[Part of a data file]
■ ■ ■ ■

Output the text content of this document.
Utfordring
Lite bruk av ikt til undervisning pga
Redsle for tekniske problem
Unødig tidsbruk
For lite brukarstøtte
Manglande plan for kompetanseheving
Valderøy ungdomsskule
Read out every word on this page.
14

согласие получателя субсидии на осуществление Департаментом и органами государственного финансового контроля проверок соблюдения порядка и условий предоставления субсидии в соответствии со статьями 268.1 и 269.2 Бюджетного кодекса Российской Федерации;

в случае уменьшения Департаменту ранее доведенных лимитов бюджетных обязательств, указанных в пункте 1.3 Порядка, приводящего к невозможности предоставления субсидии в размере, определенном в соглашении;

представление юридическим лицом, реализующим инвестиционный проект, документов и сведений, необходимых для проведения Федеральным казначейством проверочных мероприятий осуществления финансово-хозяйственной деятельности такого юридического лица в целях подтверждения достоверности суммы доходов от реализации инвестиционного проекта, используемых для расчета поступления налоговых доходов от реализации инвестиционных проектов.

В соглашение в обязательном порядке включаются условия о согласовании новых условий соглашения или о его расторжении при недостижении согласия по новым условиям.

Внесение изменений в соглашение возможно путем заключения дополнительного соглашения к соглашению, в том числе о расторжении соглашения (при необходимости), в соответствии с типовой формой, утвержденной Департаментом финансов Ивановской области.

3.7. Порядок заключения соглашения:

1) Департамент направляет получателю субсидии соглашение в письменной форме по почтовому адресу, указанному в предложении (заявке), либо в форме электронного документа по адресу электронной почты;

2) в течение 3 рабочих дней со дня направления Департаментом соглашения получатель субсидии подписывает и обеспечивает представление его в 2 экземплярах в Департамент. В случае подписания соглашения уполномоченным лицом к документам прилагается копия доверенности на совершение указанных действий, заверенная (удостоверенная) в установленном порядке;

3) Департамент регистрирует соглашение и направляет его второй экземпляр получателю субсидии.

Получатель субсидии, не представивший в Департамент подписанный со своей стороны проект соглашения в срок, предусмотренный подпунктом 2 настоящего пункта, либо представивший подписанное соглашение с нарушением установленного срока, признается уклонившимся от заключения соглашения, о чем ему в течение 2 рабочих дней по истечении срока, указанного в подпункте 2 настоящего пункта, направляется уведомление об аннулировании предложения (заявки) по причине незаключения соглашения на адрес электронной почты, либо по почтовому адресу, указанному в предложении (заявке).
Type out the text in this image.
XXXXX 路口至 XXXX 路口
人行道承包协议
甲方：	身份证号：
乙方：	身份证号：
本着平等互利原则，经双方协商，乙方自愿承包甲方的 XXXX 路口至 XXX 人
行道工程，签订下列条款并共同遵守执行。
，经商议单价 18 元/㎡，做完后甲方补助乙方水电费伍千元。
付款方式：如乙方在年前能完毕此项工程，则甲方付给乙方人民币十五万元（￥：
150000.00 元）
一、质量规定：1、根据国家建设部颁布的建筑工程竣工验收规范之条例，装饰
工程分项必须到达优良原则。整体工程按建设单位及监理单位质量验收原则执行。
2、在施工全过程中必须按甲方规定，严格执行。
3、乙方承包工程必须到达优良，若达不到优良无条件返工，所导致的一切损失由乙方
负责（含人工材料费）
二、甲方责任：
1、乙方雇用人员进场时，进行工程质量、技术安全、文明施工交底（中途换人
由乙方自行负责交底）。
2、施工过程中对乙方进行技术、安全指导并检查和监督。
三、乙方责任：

■ ■ ■ ■

_Task objective:_ What do the records say? Quote them all exactly.

_Answer to this task:_
Output the text content of this document.
Utfordring
Lite bruk av ikt til undervisning pga
Redsle for tekniske problem
Unødig tidsbruk
For lite brukarstøtte
Manglande plan for kompetanseheving
Valderøy ungdomsskule
Read out every word on this page.
14

согласие получателя субсидии на осуществление Департаментом и органами государственного финансового контроля проверок соблюдения порядка и условий предоставления субсидии в соответствии со статьями 268.1 и 269.2 Бюджетного кодекса Российской Федерации;

в случае уменьшения Департаменту ранее доведенных лимитов бюджетных обязательств, указанных в пункте 1.3 Порядка, приводящего к невозможности предоставления субсидии в размере, определенном в соглашении;

представление юридическим лицом, реализующим инвестиционный проект, документов и сведений, необходимых для проведения Федеральным казначейством проверочных мероприятий осуществления финансово-хозяйственной деятельности такого юридического лица в целях подтверждения достоверности суммы доходов от реализации инвестиционного проекта, используемых для расчета поступления налоговых доходов от реализации инвестиционных проектов.

В соглашение в обязательном порядке включаются условия о согласовании новых условий соглашения или о его расторжении при недостижении согласия по новым условиям.

Внесение изменений в соглашение возможно путем заключения дополнительного соглашения к соглашению, в том числе о расторжении соглашения (при необходимости), в соответствии с типовой формой, утвержденной Департаментом финансов Ивановской области.

3.7. Порядок заключения соглашения:

1) Департамент направляет получателю субсидии соглашение в письменной форме по почтовому адресу, указанному в предложении (заявке), либо в форме электронного документа по адресу электронной почты;

2) в течение 3 рабочих дней со дня направления Департаментом соглашения получатель субсидии подписывает и обеспечивает представление его в 2 экземплярах в Департамент. В случае подписания соглашения уполномоченным лицом к документам прилагается копия доверенности на совершение указанных действий, заверенная (удостоверенная) в установленном порядке;

3) Департамент регистрирует соглашение и направляет его второй экземпляр получателю субсидии.

Получатель субсидии, не представивший в Департамент подписанный со своей стороны проект соглашения в срок, предусмотренный подпунктом 2 настоящего пункта, либо представивший подписанное соглашение с нарушением установленного срока, признается уклонившимся от заключения соглашения, о чем ему в течение 2 рабочих дней по истечении срока, указанного в подпункте 2 настоящего пункта, направляется уведомление об аннулировании предложения (заявки) по причине незаключения соглашения на адрес электронной почты, либо по почтовому адресу, указанному в предложении (заявке).
Type out the text in this image.
XXXXX 路口至 XXXX 路口
人行道承包协议
甲方：	身份证号：
乙方：	身份证号：
本着平等互利原则，经双方协商，乙方自愿承包甲方的 XXXX 路口至 XXX 人
行道工程，签订下列条款并共同遵守执行。
，经商议单价 18 元/㎡，做完后甲方补助乙方水电费伍千元。
付款方式：如乙方在年前能完毕此项工程，则甲方付给乙方人民币十五万元（￥：
150000.00 元）
一、质量规定：1、根据国家建设部颁布的建筑工程竣工验收规范之条例，装饰
工程分项必须到达优良原则。整体工程按建设单位及监理单位质量验收原则执行。
2、在施工全过程中必须按甲方规定，严格执行。
3、乙方承包工程必须到达优良，若达不到优良无条件返工，所导致的一切损失由乙方
负责（含人工材料费）
二、甲方责任：
1、乙方雇用人员进场时，进行工程质量、技术安全、文明施工交底（中途换人
由乙方自行负责交底）。
2、施工过程中对乙方进行技术、安全指导并检查和监督。
三、乙方责任：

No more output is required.